Lines that include the word "条件付きアクセス" are the ones to copy.

/---

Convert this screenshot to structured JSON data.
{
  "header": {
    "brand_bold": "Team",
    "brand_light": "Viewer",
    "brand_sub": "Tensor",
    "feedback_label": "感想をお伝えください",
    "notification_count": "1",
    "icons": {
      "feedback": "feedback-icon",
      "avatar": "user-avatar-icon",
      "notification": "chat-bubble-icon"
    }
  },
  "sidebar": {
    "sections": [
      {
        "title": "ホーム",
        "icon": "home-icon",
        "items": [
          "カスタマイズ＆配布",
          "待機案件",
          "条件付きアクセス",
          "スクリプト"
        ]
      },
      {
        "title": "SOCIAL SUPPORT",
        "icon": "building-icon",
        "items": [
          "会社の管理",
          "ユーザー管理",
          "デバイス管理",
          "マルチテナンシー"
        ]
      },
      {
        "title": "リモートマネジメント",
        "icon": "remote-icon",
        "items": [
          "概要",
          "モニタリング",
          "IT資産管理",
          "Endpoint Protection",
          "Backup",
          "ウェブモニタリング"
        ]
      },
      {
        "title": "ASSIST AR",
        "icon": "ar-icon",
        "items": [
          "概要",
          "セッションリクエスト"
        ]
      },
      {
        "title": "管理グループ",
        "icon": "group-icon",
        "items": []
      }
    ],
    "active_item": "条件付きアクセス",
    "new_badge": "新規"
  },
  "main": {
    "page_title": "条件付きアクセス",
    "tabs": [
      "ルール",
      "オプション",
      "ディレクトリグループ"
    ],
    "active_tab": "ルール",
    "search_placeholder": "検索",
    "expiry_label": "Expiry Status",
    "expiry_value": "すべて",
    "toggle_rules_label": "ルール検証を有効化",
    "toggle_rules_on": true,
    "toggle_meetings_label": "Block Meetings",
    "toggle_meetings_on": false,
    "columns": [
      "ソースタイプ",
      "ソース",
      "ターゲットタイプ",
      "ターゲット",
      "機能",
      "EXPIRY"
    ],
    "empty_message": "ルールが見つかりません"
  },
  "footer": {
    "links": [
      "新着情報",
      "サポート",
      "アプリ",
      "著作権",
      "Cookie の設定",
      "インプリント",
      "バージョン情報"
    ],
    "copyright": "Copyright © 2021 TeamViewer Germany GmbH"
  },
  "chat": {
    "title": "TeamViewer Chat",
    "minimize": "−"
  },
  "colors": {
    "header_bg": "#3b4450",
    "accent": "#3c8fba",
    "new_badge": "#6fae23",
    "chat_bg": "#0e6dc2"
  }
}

\---

◆ SOLUTION BELOW:
          "条件付きアクセス",
    "active_item": "条件付きアクセス",
    "page_title": "条件付きアクセス",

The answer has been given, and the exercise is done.